* start *

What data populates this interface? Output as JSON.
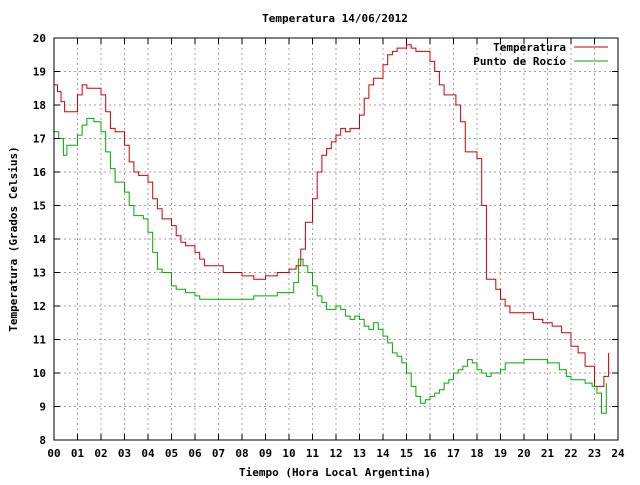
{
  "chart_data": {
    "type": "line",
    "title": "Temperatura 14/06/2012",
    "xlabel": "Tiempo (Hora Local Argentina)",
    "ylabel": "Temperatura (Grados Celsius)",
    "xlim": [
      0,
      24
    ],
    "ylim": [
      8,
      20
    ],
    "x_ticks": [
      0,
      1,
      2,
      3,
      4,
      5,
      6,
      7,
      8,
      9,
      10,
      11,
      12,
      13,
      14,
      15,
      16,
      17,
      18,
      19,
      20,
      21,
      22,
      23,
      24
    ],
    "x_tick_labels": [
      "00",
      "01",
      "02",
      "03",
      "04",
      "05",
      "06",
      "07",
      "08",
      "09",
      "10",
      "11",
      "12",
      "13",
      "14",
      "15",
      "16",
      "17",
      "18",
      "19",
      "20",
      "21",
      "22",
      "23",
      "24"
    ],
    "y_ticks": [
      8,
      9,
      10,
      11,
      12,
      13,
      14,
      15,
      16,
      17,
      18,
      19,
      20
    ],
    "y_tick_labels": [
      "8",
      "9",
      "10",
      "11",
      "12",
      "13",
      "14",
      "15",
      "16",
      "17",
      "18",
      "19",
      "20"
    ],
    "grid": true,
    "legend_position": "top-right",
    "series": [
      {
        "name": "Temperatura",
        "color": "#cc0000",
        "x": [
          0.0,
          0.15,
          0.3,
          0.45,
          0.6,
          1.0,
          1.2,
          1.4,
          1.7,
          2.0,
          2.2,
          2.4,
          2.6,
          3.0,
          3.2,
          3.4,
          3.6,
          3.8,
          4.0,
          4.2,
          4.4,
          4.6,
          5.0,
          5.2,
          5.4,
          5.6,
          6.0,
          6.2,
          6.4,
          6.8,
          7.2,
          7.6,
          8.0,
          8.5,
          9.0,
          9.5,
          10.0,
          10.3,
          10.5,
          10.7,
          11.0,
          11.2,
          11.4,
          11.6,
          11.8,
          12.0,
          12.2,
          12.4,
          12.6,
          13.0,
          13.2,
          13.4,
          13.6,
          14.0,
          14.2,
          14.4,
          14.6,
          15.0,
          15.2,
          15.4,
          15.6,
          15.8,
          16.0,
          16.2,
          16.4,
          16.6,
          16.9,
          17.1,
          17.3,
          17.5,
          18.0,
          18.2,
          18.4,
          18.6,
          18.8,
          19.0,
          19.2,
          19.4,
          20.0,
          20.4,
          20.8,
          21.2,
          21.6,
          22.0,
          22.3,
          22.6,
          23.0,
          23.2,
          23.4,
          23.6
        ],
        "values": [
          18.6,
          18.4,
          18.1,
          17.8,
          17.8,
          18.3,
          18.6,
          18.5,
          18.5,
          18.3,
          17.8,
          17.3,
          17.2,
          16.8,
          16.3,
          16.0,
          15.9,
          15.9,
          15.7,
          15.2,
          14.9,
          14.6,
          14.4,
          14.1,
          13.9,
          13.8,
          13.6,
          13.4,
          13.2,
          13.2,
          13.0,
          13.0,
          12.9,
          12.8,
          12.9,
          13.0,
          13.1,
          13.2,
          13.7,
          14.5,
          15.2,
          16.0,
          16.5,
          16.7,
          16.9,
          17.1,
          17.3,
          17.2,
          17.3,
          17.7,
          18.2,
          18.6,
          18.8,
          19.2,
          19.5,
          19.6,
          19.7,
          19.8,
          19.7,
          19.6,
          19.6,
          19.6,
          19.3,
          19.0,
          18.6,
          18.3,
          18.3,
          18.0,
          17.5,
          16.6,
          16.4,
          15.0,
          12.8,
          12.8,
          12.5,
          12.2,
          12.0,
          11.8,
          11.8,
          11.6,
          11.5,
          11.4,
          11.2,
          10.8,
          10.6,
          10.2,
          9.6,
          9.6,
          9.9,
          10.6
        ]
      },
      {
        "name": "Punto de Rocío",
        "color": "#00aa00",
        "x": [
          0.0,
          0.2,
          0.4,
          0.55,
          0.7,
          1.0,
          1.2,
          1.4,
          1.7,
          2.0,
          2.2,
          2.4,
          2.6,
          3.0,
          3.2,
          3.4,
          3.6,
          3.8,
          4.0,
          4.2,
          4.4,
          4.6,
          5.0,
          5.2,
          5.4,
          5.6,
          6.0,
          6.2,
          6.5,
          7.0,
          7.5,
          8.0,
          8.5,
          9.0,
          9.5,
          10.0,
          10.2,
          10.4,
          10.6,
          10.8,
          11.0,
          11.2,
          11.4,
          11.6,
          11.8,
          12.0,
          12.2,
          12.4,
          12.6,
          12.8,
          13.0,
          13.2,
          13.4,
          13.6,
          13.8,
          14.0,
          14.2,
          14.4,
          14.6,
          14.8,
          15.0,
          15.2,
          15.4,
          15.6,
          15.8,
          16.0,
          16.2,
          16.4,
          16.6,
          16.8,
          17.0,
          17.2,
          17.4,
          17.6,
          17.8,
          18.0,
          18.2,
          18.4,
          18.6,
          18.8,
          19.0,
          19.2,
          19.5,
          20.0,
          20.5,
          21.0,
          21.2,
          21.5,
          21.8,
          22.0,
          22.3,
          22.6,
          22.9,
          23.1,
          23.3,
          23.5
        ],
        "values": [
          17.2,
          17.0,
          16.5,
          16.8,
          16.8,
          17.1,
          17.4,
          17.6,
          17.5,
          17.2,
          16.6,
          16.1,
          15.7,
          15.4,
          15.0,
          14.7,
          14.7,
          14.6,
          14.2,
          13.6,
          13.1,
          13.0,
          12.6,
          12.5,
          12.5,
          12.4,
          12.3,
          12.2,
          12.2,
          12.2,
          12.2,
          12.2,
          12.3,
          12.3,
          12.4,
          12.4,
          12.7,
          13.4,
          13.2,
          13.0,
          12.6,
          12.3,
          12.1,
          11.9,
          11.9,
          12.0,
          11.9,
          11.7,
          11.6,
          11.7,
          11.6,
          11.4,
          11.3,
          11.5,
          11.3,
          11.1,
          10.9,
          10.6,
          10.5,
          10.3,
          10.0,
          9.6,
          9.3,
          9.1,
          9.2,
          9.3,
          9.4,
          9.5,
          9.7,
          9.8,
          10.0,
          10.1,
          10.2,
          10.4,
          10.3,
          10.1,
          10.0,
          9.9,
          10.0,
          10.0,
          10.1,
          10.3,
          10.3,
          10.4,
          10.4,
          10.3,
          10.3,
          10.1,
          9.9,
          9.8,
          9.8,
          9.7,
          9.6,
          9.4,
          8.8,
          9.7
        ]
      }
    ]
  }
}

* end *

### REQUIRED WORK
Identify and copy lines that hold the string "name".

### EXERCISE RESULT
        "name": "Temperatura",
        "name": "Punto de Rocío",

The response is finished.